(DIRECTIONS)
Report every line from the material that contains the word "Default".
[start of DATASET RECORDS]
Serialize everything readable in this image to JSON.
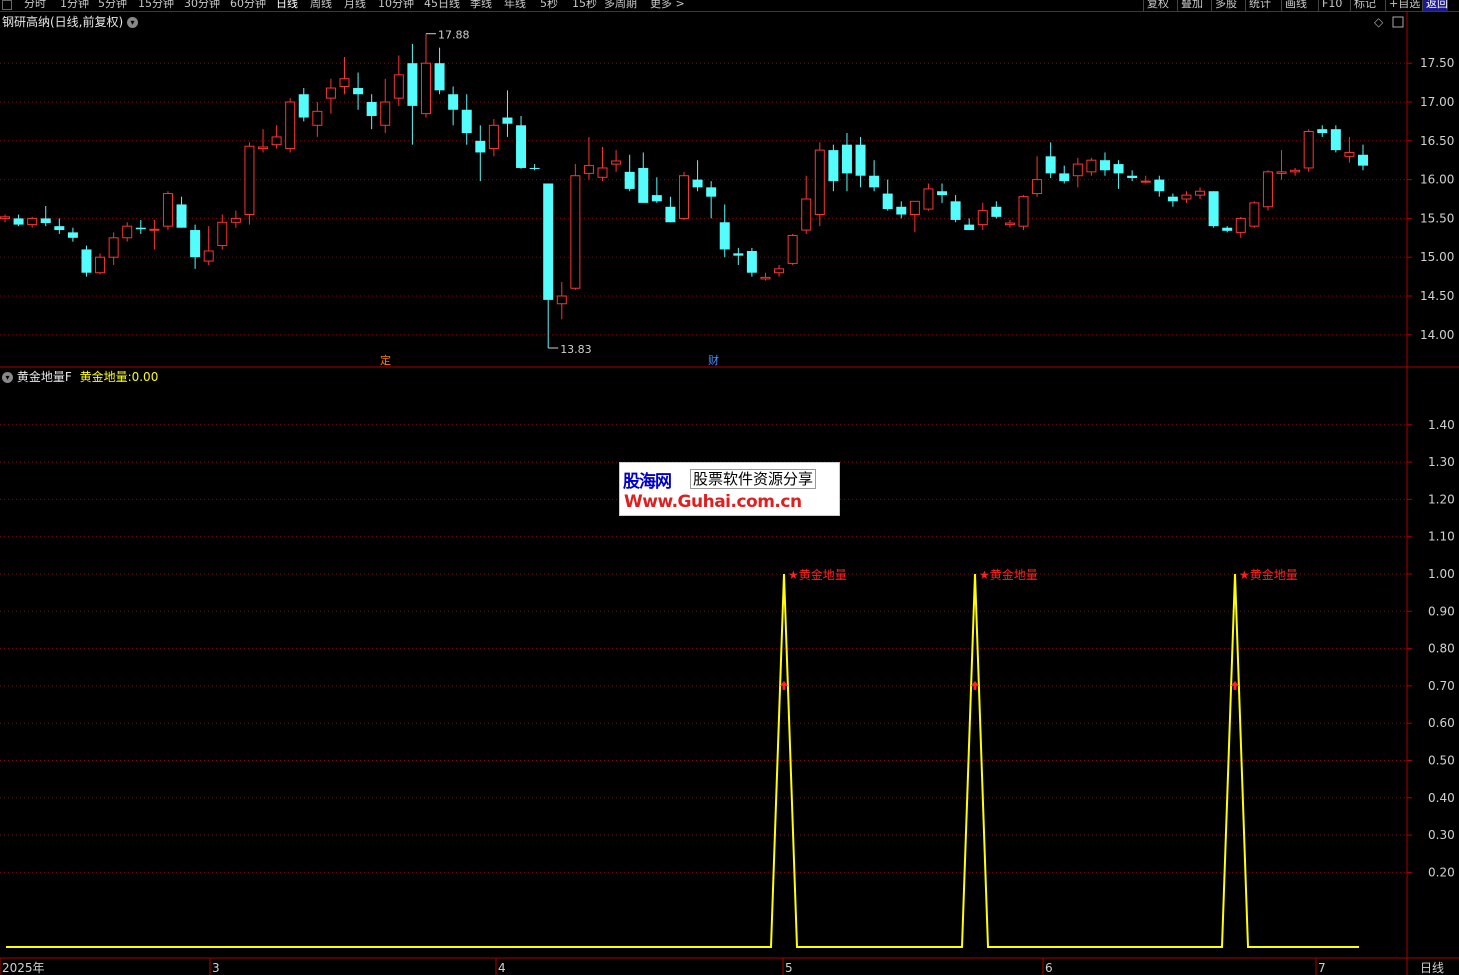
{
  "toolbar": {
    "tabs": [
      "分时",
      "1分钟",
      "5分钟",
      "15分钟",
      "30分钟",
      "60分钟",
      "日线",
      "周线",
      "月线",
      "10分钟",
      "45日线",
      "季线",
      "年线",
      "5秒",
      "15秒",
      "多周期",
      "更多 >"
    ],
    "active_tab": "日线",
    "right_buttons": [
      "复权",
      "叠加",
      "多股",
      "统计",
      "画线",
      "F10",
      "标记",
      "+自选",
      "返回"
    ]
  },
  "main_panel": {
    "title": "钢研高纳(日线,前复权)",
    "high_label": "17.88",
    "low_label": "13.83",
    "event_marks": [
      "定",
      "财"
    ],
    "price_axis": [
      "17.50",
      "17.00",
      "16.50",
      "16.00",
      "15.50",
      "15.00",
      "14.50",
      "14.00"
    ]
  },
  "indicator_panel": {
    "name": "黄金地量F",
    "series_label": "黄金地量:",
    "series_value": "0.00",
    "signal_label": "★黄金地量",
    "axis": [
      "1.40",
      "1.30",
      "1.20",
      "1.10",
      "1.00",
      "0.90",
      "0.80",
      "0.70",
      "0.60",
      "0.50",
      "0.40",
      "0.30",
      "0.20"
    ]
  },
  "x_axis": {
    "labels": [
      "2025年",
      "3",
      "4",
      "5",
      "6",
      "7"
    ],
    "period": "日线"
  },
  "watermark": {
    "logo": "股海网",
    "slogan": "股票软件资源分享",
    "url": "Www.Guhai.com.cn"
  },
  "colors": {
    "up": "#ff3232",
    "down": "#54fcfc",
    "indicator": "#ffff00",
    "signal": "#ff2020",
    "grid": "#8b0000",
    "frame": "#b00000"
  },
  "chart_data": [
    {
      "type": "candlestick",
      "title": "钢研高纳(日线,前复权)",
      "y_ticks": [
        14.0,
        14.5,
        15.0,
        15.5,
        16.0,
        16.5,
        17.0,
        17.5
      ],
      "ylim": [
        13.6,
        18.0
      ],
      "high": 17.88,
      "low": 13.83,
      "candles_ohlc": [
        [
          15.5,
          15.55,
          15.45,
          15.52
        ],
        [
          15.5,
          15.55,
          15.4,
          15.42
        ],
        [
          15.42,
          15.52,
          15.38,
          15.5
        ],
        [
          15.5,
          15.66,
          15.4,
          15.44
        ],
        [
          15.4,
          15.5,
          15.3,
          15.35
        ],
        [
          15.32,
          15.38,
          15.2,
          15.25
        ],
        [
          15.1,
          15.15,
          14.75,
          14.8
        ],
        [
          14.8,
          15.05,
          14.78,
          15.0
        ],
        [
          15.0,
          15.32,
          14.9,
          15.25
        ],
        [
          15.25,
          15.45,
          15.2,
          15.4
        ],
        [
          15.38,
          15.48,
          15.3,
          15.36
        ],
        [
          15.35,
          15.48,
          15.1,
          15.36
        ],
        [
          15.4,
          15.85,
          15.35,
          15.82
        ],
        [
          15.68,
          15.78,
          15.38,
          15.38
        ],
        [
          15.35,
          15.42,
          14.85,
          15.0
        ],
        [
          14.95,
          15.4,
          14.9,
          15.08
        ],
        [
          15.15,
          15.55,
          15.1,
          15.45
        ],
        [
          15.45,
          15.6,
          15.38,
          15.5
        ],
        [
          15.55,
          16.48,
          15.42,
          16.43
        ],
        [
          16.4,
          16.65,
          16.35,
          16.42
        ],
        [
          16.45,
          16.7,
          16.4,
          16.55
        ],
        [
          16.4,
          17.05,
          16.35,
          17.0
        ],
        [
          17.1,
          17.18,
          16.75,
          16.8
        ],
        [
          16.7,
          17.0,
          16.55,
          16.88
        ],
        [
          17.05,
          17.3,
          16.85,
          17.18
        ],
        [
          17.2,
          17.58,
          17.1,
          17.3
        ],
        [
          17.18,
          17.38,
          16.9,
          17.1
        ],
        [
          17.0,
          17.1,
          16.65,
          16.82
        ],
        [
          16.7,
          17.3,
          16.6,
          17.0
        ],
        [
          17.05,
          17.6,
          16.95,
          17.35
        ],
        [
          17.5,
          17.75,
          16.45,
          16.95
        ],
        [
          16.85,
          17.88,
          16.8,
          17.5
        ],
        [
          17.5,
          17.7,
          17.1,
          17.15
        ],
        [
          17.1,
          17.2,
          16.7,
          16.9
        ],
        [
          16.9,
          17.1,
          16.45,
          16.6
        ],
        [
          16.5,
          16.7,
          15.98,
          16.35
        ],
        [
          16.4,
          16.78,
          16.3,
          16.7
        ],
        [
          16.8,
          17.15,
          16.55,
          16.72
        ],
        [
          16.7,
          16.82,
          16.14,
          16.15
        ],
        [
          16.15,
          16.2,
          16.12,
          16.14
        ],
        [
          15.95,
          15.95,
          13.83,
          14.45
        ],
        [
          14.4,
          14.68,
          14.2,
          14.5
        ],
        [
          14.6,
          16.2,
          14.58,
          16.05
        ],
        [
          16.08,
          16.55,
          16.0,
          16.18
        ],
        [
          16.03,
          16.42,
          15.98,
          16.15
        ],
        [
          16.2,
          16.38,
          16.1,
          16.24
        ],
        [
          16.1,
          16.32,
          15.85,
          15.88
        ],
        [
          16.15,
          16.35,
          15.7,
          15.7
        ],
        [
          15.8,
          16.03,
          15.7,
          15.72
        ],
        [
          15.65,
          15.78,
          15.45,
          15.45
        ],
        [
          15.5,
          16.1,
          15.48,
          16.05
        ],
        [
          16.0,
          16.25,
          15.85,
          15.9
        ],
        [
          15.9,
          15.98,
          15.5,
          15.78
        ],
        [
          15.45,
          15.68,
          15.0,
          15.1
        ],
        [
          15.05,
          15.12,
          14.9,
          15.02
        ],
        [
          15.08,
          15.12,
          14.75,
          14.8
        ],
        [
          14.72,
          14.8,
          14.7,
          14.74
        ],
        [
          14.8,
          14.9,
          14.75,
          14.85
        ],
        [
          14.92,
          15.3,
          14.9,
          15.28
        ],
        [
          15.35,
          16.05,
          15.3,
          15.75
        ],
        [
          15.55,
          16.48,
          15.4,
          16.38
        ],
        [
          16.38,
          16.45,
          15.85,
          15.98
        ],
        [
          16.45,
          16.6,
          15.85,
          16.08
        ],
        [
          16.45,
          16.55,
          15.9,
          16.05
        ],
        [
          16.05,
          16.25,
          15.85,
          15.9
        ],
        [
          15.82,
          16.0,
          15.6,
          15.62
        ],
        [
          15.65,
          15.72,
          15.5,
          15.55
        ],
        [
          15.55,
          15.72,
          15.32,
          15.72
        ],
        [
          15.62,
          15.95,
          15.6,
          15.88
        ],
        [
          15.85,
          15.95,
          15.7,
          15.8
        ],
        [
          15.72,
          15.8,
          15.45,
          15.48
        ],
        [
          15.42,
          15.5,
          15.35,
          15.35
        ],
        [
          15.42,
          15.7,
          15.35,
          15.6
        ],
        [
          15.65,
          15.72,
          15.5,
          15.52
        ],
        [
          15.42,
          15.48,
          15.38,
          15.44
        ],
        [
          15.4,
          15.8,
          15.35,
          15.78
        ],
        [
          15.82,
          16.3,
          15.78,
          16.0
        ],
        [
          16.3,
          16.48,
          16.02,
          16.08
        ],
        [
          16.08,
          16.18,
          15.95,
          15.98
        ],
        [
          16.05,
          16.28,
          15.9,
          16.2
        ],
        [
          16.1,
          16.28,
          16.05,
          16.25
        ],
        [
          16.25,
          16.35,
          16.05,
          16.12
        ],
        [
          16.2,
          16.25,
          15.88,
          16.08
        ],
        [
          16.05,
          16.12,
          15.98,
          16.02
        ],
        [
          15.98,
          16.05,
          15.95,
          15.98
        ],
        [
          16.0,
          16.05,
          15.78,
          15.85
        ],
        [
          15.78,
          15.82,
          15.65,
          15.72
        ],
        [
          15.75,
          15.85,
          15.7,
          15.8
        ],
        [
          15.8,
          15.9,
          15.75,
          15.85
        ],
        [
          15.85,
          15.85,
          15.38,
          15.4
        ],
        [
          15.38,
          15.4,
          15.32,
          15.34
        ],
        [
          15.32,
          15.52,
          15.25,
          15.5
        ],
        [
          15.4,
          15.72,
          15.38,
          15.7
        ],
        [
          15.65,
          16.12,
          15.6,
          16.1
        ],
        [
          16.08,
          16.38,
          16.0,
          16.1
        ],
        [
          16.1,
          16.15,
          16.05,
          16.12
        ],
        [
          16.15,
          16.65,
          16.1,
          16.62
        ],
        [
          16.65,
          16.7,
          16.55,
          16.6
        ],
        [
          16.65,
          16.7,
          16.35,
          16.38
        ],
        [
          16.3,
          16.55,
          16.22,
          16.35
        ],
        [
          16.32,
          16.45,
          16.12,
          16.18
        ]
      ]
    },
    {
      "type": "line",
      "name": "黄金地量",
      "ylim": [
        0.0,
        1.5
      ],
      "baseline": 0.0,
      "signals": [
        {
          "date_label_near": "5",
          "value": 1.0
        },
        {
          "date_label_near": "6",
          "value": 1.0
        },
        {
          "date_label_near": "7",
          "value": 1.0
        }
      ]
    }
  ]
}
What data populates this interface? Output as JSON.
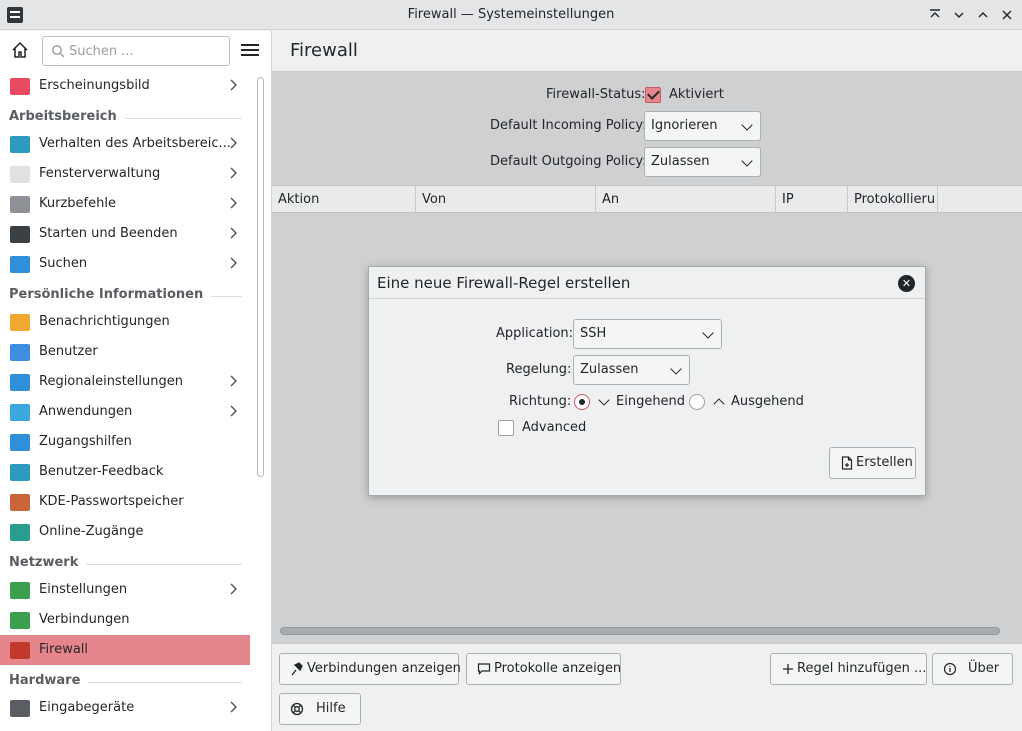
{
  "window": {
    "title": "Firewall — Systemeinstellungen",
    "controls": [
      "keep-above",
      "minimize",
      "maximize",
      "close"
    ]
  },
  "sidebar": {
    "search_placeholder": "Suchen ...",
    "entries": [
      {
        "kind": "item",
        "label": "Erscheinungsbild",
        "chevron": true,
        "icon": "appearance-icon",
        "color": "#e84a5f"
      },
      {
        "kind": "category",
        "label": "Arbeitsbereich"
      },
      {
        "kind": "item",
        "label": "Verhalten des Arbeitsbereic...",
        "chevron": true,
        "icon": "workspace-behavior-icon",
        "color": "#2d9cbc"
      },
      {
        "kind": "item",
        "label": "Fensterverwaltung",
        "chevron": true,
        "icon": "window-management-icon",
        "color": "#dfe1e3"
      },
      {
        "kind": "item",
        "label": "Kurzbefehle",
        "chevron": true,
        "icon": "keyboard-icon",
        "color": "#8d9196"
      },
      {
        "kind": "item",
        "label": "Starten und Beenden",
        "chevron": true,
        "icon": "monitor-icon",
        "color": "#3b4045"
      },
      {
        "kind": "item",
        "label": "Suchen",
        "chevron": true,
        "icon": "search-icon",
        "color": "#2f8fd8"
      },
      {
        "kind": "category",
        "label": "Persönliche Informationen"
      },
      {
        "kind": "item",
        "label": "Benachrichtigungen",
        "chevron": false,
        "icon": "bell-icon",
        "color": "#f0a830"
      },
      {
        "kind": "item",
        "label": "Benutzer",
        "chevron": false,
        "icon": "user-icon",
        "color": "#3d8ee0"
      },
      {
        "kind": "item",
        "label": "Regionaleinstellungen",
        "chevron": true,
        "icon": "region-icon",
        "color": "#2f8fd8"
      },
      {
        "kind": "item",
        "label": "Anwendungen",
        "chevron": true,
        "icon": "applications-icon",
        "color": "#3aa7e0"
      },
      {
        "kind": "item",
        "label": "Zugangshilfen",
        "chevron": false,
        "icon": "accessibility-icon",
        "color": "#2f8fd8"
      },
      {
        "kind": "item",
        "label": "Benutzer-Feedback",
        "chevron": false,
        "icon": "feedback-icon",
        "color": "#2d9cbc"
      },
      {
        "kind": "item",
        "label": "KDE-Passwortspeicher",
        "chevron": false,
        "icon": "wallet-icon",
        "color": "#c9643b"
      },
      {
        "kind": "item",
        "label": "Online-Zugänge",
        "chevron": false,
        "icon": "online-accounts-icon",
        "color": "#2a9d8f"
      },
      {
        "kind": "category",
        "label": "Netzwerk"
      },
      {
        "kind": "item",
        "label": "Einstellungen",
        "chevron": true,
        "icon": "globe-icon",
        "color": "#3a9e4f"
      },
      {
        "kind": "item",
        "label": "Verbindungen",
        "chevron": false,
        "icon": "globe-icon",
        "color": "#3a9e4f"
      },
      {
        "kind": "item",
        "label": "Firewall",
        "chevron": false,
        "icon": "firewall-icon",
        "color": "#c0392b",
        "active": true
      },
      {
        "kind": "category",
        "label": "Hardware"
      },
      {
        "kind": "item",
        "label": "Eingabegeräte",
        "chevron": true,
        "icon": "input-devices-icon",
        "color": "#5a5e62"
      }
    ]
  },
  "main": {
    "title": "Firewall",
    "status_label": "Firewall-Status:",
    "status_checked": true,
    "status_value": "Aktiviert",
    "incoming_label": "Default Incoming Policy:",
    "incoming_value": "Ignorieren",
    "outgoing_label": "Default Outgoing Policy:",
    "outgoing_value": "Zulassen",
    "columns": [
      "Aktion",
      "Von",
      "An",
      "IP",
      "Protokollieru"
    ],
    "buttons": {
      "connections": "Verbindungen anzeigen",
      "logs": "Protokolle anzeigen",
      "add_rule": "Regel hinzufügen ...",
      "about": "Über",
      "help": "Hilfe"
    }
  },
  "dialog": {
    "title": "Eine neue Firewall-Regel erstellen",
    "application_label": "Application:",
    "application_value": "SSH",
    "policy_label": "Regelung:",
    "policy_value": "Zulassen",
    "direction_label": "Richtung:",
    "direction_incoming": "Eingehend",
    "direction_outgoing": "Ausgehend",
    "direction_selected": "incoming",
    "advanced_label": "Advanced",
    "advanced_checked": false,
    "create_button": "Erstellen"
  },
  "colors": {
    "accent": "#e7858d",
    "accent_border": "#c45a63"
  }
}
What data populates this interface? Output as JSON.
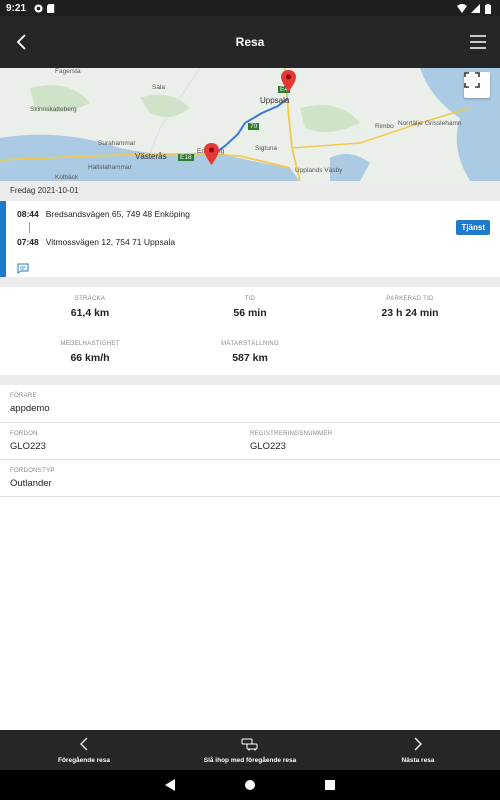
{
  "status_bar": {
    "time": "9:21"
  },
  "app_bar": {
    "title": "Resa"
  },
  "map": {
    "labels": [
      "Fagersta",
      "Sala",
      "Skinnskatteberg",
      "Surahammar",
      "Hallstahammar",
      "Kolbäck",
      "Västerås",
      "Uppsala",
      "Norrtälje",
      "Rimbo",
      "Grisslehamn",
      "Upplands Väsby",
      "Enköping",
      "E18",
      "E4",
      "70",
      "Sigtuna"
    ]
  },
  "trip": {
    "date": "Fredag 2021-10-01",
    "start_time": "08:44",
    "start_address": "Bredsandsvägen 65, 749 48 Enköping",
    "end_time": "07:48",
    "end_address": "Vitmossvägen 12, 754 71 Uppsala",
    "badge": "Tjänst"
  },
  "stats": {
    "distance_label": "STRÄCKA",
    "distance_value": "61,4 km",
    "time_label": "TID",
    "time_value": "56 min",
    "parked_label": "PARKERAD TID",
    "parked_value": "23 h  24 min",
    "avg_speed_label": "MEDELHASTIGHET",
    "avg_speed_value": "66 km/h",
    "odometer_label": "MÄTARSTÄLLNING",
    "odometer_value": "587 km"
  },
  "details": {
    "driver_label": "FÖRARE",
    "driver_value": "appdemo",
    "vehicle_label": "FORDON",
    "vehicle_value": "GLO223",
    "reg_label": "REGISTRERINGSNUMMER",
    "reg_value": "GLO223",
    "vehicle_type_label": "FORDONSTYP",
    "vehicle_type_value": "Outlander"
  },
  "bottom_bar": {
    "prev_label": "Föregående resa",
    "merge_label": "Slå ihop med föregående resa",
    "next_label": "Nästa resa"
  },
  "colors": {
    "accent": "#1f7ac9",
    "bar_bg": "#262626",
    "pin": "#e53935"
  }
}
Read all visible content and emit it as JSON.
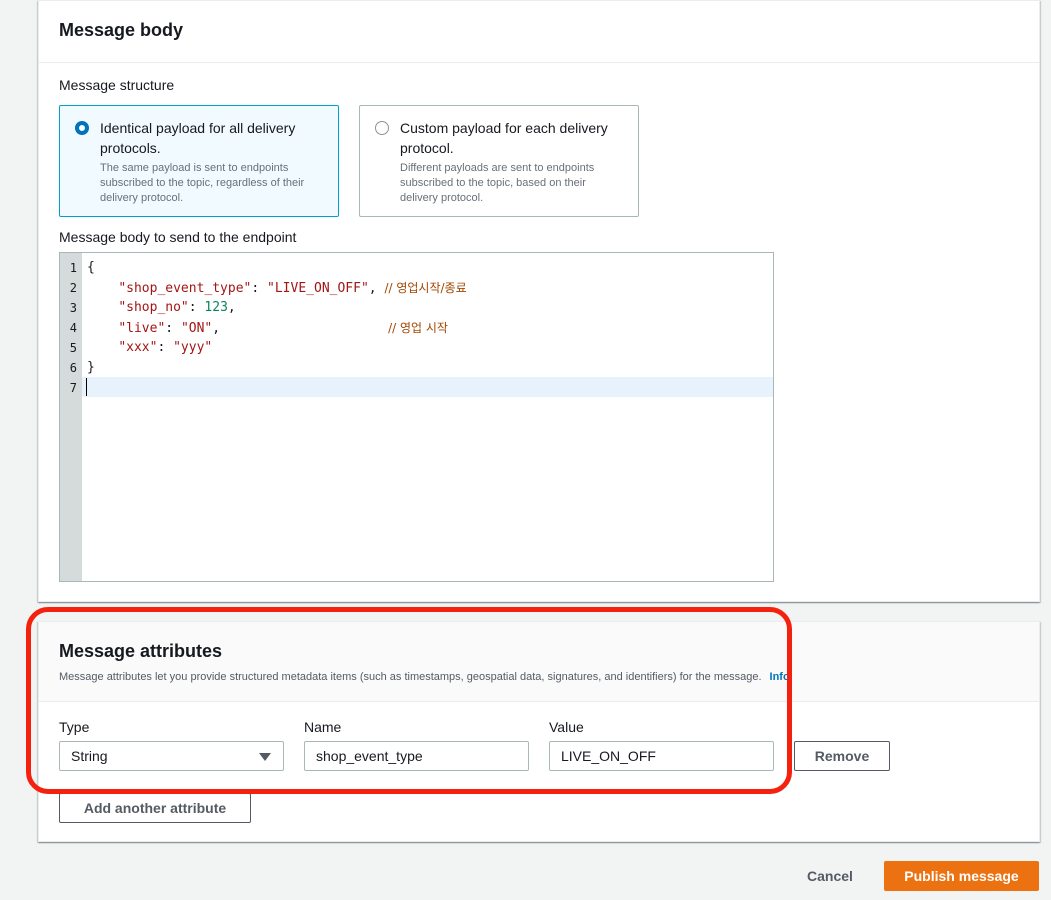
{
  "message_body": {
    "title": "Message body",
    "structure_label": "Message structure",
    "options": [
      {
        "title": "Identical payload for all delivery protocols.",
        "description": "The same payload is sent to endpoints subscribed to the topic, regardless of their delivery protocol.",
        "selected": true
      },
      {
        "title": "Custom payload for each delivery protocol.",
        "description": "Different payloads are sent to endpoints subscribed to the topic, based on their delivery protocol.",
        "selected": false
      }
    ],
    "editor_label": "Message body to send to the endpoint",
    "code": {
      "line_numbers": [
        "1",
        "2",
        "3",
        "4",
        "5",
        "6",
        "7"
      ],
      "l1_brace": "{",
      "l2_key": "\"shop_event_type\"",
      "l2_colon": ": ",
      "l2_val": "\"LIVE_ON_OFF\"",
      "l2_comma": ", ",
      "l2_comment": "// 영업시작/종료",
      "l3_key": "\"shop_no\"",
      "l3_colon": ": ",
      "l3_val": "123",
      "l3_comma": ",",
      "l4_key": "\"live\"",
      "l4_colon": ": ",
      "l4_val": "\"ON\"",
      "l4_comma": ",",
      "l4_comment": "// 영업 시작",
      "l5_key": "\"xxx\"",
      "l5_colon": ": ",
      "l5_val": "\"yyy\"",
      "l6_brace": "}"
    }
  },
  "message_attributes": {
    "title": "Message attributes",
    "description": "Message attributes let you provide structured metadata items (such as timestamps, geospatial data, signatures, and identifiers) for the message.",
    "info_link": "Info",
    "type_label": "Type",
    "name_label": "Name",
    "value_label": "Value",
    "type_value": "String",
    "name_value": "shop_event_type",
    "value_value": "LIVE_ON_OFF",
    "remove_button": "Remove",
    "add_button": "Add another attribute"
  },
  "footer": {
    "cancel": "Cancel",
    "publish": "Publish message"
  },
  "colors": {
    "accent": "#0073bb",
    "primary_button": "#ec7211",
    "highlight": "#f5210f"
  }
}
[end of DATASET RECORDS]
(WORKED ANSWER)
    "incoming_label": "Default Incoming Policy:",
    "outgoing_label": "Default Outgoing Policy:",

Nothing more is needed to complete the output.